— BEGIN —
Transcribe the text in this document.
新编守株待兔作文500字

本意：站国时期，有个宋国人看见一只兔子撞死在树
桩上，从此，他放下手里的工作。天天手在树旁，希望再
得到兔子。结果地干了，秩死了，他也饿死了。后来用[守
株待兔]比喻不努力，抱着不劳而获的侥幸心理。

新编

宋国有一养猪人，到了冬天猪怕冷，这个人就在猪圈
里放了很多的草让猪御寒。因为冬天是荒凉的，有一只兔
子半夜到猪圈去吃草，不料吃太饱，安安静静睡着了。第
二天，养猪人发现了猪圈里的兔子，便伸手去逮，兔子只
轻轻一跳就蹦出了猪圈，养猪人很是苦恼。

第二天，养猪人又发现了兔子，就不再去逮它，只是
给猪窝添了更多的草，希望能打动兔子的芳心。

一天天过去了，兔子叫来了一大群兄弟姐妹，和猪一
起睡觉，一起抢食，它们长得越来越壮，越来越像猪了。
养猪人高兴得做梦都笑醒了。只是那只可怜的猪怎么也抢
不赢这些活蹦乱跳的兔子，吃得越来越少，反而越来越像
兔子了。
— END —
### YOUR TASK
The records above should be returned exactly.

### ANSWER BELOW
Transcribe the text in this document.
新编守株待兔作文500字

本意：站国时期，有个宋国人看见一只兔子撞死在树
桩上，从此，他放下手里的工作。天天手在树旁，希望再
得到兔子。结果地干了，秩死了，他也饿死了。后来用[守
株待兔]比喻不努力，抱着不劳而获的侥幸心理。

新编

宋国有一养猪人，到了冬天猪怕冷，这个人就在猪圈
里放了很多的草让猪御寒。因为冬天是荒凉的，有一只兔
子半夜到猪圈去吃草，不料吃太饱，安安静静睡着了。第
二天，养猪人发现了猪圈里的兔子，便伸手去逮，兔子只
轻轻一跳就蹦出了猪圈，养猪人很是苦恼。

第二天，养猪人又发现了兔子，就不再去逮它，只是
给猪窝添了更多的草，希望能打动兔子的芳心。

一天天过去了，兔子叫来了一大群兄弟姐妹，和猪一
起睡觉，一起抢食，它们长得越来越壮，越来越像猪了。
养猪人高兴得做梦都笑醒了。只是那只可怜的猪怎么也抢
不赢这些活蹦乱跳的兔子，吃得越来越少，反而越来越像
兔子了。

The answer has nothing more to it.